Aim of the task:
Extract the line that contains "Give me a plain-text" and every line after it to the end of the records below, exactly as written and nothing else.

[START Material for this exercise]

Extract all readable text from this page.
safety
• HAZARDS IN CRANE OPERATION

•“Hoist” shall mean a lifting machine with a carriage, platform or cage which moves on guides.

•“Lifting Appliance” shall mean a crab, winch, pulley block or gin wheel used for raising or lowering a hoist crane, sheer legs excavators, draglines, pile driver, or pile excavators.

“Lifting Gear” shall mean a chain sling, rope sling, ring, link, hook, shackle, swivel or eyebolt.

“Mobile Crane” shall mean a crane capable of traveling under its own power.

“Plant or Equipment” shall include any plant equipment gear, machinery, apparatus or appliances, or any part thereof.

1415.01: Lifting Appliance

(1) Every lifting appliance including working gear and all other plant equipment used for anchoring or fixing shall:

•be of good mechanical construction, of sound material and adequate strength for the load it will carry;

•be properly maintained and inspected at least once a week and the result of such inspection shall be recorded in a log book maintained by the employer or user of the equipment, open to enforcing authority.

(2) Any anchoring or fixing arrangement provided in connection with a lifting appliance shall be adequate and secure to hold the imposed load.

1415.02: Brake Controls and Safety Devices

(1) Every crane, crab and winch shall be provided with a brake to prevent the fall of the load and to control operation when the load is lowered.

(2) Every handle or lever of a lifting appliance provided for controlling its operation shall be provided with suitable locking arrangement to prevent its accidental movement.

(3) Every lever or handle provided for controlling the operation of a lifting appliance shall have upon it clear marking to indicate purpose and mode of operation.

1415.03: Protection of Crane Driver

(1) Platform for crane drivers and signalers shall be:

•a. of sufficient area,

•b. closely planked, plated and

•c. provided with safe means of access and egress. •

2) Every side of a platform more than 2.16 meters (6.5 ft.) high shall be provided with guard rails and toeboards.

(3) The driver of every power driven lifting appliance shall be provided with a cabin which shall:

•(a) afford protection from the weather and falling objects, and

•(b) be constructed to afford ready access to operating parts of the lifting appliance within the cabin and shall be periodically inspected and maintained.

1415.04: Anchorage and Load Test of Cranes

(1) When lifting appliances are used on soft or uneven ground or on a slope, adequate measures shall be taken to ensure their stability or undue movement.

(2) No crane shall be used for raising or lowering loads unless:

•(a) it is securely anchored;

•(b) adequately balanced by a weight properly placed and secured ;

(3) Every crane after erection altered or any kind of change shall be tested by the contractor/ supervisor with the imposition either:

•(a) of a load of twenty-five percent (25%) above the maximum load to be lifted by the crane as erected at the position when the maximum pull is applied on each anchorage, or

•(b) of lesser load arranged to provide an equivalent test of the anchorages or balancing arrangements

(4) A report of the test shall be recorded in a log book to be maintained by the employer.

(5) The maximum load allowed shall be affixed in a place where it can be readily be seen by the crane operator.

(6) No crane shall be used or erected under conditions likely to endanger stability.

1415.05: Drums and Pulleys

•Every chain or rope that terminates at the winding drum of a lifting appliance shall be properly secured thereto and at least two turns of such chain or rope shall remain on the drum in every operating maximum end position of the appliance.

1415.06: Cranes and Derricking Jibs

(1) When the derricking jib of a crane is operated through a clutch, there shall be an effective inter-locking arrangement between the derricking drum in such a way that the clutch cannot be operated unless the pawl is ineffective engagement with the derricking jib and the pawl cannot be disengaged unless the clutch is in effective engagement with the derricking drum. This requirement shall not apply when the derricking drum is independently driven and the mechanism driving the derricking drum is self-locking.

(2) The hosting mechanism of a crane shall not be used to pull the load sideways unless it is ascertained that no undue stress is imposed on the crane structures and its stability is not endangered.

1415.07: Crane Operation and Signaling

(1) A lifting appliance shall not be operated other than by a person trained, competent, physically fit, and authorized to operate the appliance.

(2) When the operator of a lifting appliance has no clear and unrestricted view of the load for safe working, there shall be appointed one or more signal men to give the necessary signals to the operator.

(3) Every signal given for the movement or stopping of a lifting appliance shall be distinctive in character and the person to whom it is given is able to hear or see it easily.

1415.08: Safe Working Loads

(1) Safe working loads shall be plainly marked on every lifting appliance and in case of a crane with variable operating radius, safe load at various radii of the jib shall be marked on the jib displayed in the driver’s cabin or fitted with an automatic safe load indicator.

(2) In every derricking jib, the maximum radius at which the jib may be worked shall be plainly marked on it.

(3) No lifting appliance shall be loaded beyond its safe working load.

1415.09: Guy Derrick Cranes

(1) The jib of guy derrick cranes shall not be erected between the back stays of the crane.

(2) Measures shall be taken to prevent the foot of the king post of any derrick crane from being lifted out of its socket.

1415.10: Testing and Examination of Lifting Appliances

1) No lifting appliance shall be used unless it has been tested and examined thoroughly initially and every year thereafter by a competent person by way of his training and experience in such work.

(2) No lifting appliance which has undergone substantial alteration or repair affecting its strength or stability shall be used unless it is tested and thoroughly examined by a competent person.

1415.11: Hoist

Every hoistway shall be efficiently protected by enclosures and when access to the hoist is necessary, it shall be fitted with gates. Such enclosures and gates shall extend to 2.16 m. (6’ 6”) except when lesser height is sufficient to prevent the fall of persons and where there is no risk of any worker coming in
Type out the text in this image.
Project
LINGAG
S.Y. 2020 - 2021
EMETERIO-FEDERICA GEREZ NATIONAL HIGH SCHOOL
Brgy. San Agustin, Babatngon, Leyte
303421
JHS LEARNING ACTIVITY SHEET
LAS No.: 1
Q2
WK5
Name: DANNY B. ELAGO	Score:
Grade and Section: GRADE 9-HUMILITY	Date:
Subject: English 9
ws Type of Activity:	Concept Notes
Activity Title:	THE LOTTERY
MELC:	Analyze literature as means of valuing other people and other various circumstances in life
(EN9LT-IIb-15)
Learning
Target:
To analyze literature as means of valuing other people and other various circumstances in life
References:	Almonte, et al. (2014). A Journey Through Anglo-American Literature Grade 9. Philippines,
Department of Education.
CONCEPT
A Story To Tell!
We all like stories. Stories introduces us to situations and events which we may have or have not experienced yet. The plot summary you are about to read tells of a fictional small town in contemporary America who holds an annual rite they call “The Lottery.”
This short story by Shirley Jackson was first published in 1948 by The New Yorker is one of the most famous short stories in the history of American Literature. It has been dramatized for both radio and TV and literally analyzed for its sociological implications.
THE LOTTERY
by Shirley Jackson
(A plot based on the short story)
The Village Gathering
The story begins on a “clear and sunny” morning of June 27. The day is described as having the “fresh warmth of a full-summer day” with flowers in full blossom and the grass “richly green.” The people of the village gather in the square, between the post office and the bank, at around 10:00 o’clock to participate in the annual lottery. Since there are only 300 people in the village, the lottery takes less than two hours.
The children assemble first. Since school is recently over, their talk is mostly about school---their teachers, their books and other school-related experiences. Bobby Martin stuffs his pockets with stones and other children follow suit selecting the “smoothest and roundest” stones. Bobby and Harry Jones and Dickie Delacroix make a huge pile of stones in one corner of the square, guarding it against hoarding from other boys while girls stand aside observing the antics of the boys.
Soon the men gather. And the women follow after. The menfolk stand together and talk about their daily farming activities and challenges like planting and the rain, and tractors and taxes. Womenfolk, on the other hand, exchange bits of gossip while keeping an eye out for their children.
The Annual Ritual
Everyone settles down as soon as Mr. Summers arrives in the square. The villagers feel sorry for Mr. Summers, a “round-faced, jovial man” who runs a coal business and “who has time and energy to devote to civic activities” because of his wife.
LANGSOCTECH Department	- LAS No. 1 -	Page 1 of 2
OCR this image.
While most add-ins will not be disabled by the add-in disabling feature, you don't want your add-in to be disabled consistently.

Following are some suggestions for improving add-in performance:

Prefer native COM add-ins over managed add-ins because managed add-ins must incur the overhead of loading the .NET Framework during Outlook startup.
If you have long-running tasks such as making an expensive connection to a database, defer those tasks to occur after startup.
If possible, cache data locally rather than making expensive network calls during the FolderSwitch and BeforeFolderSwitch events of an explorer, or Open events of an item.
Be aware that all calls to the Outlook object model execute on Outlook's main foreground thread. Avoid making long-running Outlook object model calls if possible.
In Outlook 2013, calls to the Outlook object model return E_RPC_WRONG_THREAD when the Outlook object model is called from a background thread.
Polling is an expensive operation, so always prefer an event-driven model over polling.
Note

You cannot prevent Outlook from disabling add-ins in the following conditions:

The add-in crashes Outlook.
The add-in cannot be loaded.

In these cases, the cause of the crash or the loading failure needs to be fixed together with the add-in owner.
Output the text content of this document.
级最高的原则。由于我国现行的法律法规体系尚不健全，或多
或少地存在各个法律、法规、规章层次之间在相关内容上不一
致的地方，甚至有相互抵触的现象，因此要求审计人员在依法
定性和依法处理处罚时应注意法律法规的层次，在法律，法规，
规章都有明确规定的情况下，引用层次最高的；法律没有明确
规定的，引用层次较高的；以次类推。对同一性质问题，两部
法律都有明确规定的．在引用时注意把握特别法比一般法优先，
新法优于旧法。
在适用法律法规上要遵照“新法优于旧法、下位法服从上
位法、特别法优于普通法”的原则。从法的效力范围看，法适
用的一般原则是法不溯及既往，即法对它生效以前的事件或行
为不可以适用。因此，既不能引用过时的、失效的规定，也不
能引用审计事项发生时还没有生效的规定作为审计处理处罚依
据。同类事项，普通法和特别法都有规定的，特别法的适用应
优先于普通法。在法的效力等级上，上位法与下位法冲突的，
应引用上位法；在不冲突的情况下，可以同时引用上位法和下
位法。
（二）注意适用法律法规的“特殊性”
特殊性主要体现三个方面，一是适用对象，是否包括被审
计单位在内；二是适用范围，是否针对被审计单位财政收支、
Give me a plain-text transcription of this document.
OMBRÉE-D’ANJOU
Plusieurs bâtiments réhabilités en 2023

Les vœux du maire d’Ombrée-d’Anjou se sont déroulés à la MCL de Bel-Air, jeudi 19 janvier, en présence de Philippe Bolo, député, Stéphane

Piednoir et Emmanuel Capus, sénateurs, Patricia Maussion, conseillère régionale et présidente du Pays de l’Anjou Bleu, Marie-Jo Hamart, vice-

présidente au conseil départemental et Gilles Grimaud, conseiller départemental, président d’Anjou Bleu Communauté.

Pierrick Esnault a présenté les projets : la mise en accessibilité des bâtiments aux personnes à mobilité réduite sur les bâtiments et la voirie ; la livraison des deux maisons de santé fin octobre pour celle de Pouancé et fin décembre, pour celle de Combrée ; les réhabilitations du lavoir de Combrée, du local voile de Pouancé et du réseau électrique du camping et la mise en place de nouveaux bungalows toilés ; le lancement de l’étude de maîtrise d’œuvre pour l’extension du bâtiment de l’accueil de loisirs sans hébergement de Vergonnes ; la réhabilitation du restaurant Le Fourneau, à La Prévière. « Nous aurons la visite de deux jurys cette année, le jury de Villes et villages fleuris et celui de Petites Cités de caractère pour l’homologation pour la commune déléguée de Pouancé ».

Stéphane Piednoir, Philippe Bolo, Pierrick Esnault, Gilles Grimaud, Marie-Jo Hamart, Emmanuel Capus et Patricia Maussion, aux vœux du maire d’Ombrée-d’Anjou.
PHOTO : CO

[END Material for this exercise]

Correct output:
Give me a plain-text transcription of this document.
OMBRÉE-D’ANJOU
Plusieurs bâtiments réhabilités en 2023

Les vœux du maire d’Ombrée-d’Anjou se sont déroulés à la MCL de Bel-Air, jeudi 19 janvier, en présence de Philippe Bolo, député, Stéphane

Piednoir et Emmanuel Capus, sénateurs, Patricia Maussion, conseillère régionale et présidente du Pays de l’Anjou Bleu, Marie-Jo Hamart, vice-

présidente au conseil départemental et Gilles Grimaud, conseiller départemental, président d’Anjou Bleu Communauté.

Pierrick Esnault a présenté les projets : la mise en accessibilité des bâtiments aux personnes à mobilité réduite sur les bâtiments et la voirie ; la livraison des deux maisons de santé fin octobre pour celle de Pouancé et fin décembre, pour celle de Combrée ; les réhabilitations du lavoir de Combrée, du local voile de Pouancé et du réseau électrique du camping et la mise en place de nouveaux bungalows toilés ; le lancement de l’étude de maîtrise d’œuvre pour l’extension du bâtiment de l’accueil de loisirs sans hébergement de Vergonnes ; la réhabilitation du restaurant Le Fourneau, à La Prévière. « Nous aurons la visite de deux jurys cette année, le jury de Villes et villages fleuris et celui de Petites Cités de caractère pour l’homologation pour la commune déléguée de Pouancé ».

Stéphane Piednoir, Philippe Bolo, Pierrick Esnault, Gilles Grimaud, Marie-Jo Hamart, Emmanuel Capus et Patricia Maussion, aux vœux du maire d’Ombrée-d’Anjou.
PHOTO : CO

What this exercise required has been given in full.